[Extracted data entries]
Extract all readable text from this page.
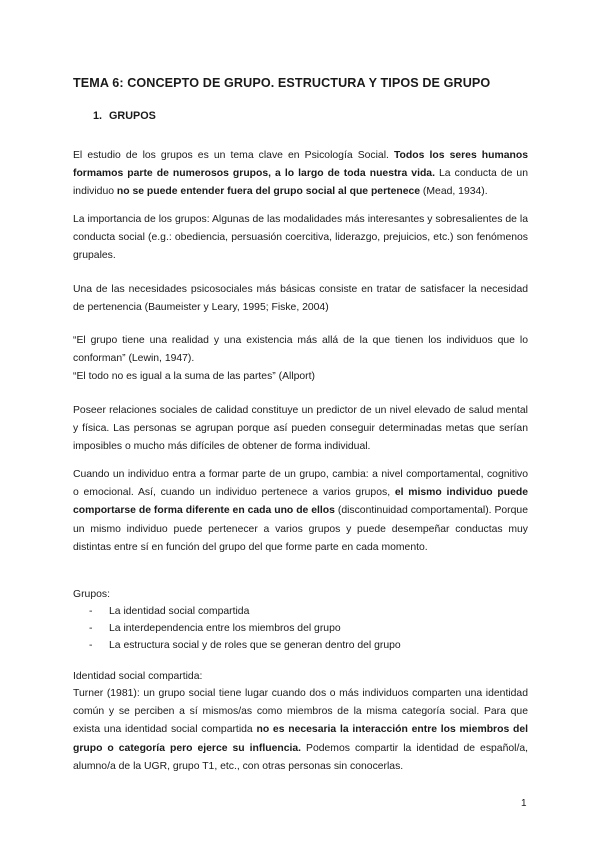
TEMA 6: CONCEPTO DE GRUPO. ESTRUCTURA Y TIPOS DE GRUPO
1. GRUPOS
El estudio de los grupos es un tema clave en Psicología Social. Todos los seres humanos formamos parte de numerosos grupos, a lo largo de toda nuestra vida. La conducta de un individuo no se puede entender fuera del grupo social al que pertenece (Mead, 1934).
La importancia de los grupos: Algunas de las modalidades más interesantes y sobresalientes de la conducta social (e.g.: obediencia, persuasión coercitiva, liderazgo, prejuicios, etc.) son fenómenos grupales.
Una de las necesidades psicosociales más básicas consiste en tratar de satisfacer la necesidad de pertenencia (Baumeister y Leary, 1995; Fiske, 2004)
“El grupo tiene una realidad y una existencia más allá de la que tienen los individuos que lo conforman” (Lewin, 1947).
“El todo no es igual a la suma de las partes” (Allport)
Poseer relaciones sociales de calidad constituye un predictor de un nivel elevado de salud mental y física. Las personas se agrupan porque así pueden conseguir determinadas metas que serían imposibles o mucho más difíciles de obtener de forma individual.
Cuando un individuo entra a formar parte de un grupo, cambia: a nivel comportamental, cognitivo o emocional. Así, cuando un individuo pertenece a varios grupos, el mismo individuo puede comportarse de forma diferente en cada uno de ellos (discontinuidad comportamental). Porque un mismo individuo puede pertenecer a varios grupos y puede desempeñar conductas muy distintas entre sí en función del grupo del que forme parte en cada momento.
Grupos:
- La identidad social compartida
- La interdependencia entre los miembros del grupo
- La estructura social y de roles que se generan dentro del grupo
Identidad social compartida:
Turner (1981): un grupo social tiene lugar cuando dos o más individuos comparten una identidad común y se perciben a sí mismos/as como miembros de la misma categoría social. Para que exista una identidad social compartida no es necesaria la interacción entre los miembros del grupo o categoría pero ejerce su influencia. Podemos compartir la identidad de español/a, alumno/a de la UGR, grupo T1, etc., con otras personas sin conocerlas.
1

■ The exercise:
The material above holds pictures; copy everything else in it exactly.

■ Written answer:
Extract all readable text from this page.
TEMA 6: CONCEPTO DE GRUPO. ESTRUCTURA Y TIPOS DE GRUPO
1. GRUPOS
El estudio de los grupos es un tema clave en Psicología Social. Todos los seres humanos formamos parte de numerosos grupos, a lo largo de toda nuestra vida. La conducta de un individuo no se puede entender fuera del grupo social al que pertenece (Mead, 1934).
La importancia de los grupos: Algunas de las modalidades más interesantes y sobresalientes de la conducta social (e.g.: obediencia, persuasión coercitiva, liderazgo, prejuicios, etc.) son fenómenos grupales.
Una de las necesidades psicosociales más básicas consiste en tratar de satisfacer la necesidad de pertenencia (Baumeister y Leary, 1995; Fiske, 2004)
“El grupo tiene una realidad y una existencia más allá de la que tienen los individuos que lo conforman” (Lewin, 1947).
“El todo no es igual a la suma de las partes” (Allport)
Poseer relaciones sociales de calidad constituye un predictor de un nivel elevado de salud mental y física. Las personas se agrupan porque así pueden conseguir determinadas metas que serían imposibles o mucho más difíciles de obtener de forma individual.
Cuando un individuo entra a formar parte de un grupo, cambia: a nivel comportamental, cognitivo o emocional. Así, cuando un individuo pertenece a varios grupos, el mismo individuo puede comportarse de forma diferente en cada uno de ellos (discontinuidad comportamental). Porque un mismo individuo puede pertenecer a varios grupos y puede desempeñar conductas muy distintas entre sí en función del grupo del que forme parte en cada momento.
Grupos:
- La identidad social compartida
- La interdependencia entre los miembros del grupo
- La estructura social y de roles que se generan dentro del grupo
Identidad social compartida:
Turner (1981): un grupo social tiene lugar cuando dos o más individuos comparten una identidad común y se perciben a sí mismos/as como miembros de la misma categoría social. Para que exista una identidad social compartida no es necesaria la interacción entre los miembros del grupo o categoría pero ejerce su influencia. Podemos compartir la identidad de español/a, alumno/a de la UGR, grupo T1, etc., con otras personas sin conocerlas.
1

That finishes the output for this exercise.